[Source data]
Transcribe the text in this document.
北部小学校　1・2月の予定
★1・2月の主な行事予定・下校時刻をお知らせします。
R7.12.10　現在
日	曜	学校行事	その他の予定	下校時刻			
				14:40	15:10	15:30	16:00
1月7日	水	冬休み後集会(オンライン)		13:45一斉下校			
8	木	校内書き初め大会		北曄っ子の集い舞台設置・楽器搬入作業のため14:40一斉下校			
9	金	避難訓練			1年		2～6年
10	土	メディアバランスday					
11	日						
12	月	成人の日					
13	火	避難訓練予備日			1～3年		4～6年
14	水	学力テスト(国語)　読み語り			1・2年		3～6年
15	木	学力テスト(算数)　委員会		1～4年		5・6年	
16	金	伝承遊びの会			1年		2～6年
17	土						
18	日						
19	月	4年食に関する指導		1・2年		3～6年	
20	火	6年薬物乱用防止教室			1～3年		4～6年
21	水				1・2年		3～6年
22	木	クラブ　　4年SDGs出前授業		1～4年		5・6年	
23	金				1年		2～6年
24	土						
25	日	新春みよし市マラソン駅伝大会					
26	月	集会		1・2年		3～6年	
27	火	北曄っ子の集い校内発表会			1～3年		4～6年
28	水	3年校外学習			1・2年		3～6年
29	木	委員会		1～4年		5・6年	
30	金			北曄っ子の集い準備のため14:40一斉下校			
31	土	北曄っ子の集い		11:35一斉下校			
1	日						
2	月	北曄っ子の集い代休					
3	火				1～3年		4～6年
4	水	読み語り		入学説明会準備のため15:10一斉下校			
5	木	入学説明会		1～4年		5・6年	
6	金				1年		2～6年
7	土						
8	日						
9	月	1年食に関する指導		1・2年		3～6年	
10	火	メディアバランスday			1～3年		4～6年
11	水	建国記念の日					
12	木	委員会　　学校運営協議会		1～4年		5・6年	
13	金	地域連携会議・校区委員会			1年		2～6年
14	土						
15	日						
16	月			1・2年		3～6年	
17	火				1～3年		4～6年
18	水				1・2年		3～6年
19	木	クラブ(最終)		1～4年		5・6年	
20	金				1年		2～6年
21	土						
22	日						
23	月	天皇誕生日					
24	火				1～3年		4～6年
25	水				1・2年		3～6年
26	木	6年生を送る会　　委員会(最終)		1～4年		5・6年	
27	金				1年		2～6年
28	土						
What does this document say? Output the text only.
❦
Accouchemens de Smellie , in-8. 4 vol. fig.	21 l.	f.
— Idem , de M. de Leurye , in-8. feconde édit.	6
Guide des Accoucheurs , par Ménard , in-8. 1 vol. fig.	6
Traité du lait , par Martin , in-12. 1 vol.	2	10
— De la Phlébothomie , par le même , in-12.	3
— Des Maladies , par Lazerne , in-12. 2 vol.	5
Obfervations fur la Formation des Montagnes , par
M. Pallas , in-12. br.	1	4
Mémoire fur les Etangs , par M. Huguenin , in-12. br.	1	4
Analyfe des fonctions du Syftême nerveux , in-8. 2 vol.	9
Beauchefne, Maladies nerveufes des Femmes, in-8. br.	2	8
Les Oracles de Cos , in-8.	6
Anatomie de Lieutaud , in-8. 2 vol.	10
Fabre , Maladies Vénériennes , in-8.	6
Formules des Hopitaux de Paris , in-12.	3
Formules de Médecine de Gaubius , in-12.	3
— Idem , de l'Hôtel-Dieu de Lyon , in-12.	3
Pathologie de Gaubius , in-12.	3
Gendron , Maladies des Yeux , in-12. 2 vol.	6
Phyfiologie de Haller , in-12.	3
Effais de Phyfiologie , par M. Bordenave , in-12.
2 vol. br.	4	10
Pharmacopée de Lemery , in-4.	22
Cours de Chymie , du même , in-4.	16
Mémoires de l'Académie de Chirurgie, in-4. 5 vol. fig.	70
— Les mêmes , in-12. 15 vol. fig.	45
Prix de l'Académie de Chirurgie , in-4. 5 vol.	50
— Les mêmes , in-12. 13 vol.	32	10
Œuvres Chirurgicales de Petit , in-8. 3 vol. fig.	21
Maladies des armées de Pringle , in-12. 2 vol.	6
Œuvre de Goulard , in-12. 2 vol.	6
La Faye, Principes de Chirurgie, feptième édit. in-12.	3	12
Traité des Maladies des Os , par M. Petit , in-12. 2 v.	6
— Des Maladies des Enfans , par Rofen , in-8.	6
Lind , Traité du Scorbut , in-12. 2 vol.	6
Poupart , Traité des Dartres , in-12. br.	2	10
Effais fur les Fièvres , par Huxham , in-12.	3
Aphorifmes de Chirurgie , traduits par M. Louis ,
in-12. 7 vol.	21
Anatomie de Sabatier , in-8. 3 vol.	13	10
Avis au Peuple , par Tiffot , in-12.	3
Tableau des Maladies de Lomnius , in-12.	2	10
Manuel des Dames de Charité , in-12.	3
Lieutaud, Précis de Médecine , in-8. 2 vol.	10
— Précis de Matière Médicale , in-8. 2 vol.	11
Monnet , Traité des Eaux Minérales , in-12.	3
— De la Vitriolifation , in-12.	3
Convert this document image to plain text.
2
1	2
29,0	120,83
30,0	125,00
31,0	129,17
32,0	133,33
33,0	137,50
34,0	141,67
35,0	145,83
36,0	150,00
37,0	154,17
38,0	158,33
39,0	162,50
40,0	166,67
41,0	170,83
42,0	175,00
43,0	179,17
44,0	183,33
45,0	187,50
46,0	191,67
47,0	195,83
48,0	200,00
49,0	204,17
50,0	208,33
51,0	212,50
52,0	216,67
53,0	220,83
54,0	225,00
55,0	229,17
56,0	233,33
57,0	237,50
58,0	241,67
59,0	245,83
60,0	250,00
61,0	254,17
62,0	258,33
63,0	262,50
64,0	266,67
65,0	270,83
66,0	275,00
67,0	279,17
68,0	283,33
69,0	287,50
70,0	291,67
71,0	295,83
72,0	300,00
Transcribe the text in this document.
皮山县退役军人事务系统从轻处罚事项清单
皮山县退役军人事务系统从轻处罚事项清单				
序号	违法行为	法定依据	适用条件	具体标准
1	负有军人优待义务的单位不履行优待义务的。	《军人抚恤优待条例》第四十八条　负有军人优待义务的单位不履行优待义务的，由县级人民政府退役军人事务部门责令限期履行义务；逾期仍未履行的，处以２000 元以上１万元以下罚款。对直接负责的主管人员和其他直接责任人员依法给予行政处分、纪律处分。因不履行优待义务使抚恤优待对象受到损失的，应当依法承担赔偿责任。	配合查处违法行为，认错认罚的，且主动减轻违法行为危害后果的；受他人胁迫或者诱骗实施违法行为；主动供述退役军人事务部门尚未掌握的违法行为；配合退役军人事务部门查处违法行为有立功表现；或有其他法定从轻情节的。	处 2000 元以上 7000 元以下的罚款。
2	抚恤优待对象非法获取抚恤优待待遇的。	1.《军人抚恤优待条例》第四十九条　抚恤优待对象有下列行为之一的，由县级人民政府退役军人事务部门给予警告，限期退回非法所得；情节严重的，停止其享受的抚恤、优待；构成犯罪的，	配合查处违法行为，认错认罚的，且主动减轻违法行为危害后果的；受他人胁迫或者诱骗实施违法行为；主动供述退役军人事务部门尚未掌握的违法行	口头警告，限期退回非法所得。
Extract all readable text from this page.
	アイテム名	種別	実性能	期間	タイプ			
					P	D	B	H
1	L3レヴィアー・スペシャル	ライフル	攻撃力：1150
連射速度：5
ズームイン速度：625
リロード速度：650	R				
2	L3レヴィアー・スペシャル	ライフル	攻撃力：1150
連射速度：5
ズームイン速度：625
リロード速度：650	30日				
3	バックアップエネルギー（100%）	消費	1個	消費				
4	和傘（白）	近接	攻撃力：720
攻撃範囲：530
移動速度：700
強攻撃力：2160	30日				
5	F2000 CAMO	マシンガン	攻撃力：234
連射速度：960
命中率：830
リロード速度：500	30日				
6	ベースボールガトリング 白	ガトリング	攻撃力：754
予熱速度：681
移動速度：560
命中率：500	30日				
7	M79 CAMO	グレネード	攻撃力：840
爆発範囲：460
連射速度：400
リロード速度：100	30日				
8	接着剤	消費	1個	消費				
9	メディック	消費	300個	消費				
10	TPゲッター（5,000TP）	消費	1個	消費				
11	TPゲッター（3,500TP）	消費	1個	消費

- _Direction_
Sift through the entries and copy every line with "リロード速度".

- _The response_
リロード速度：650	R				
リロード速度：650	30日				
リロード速度：500	30日				
リロード速度：100	30日				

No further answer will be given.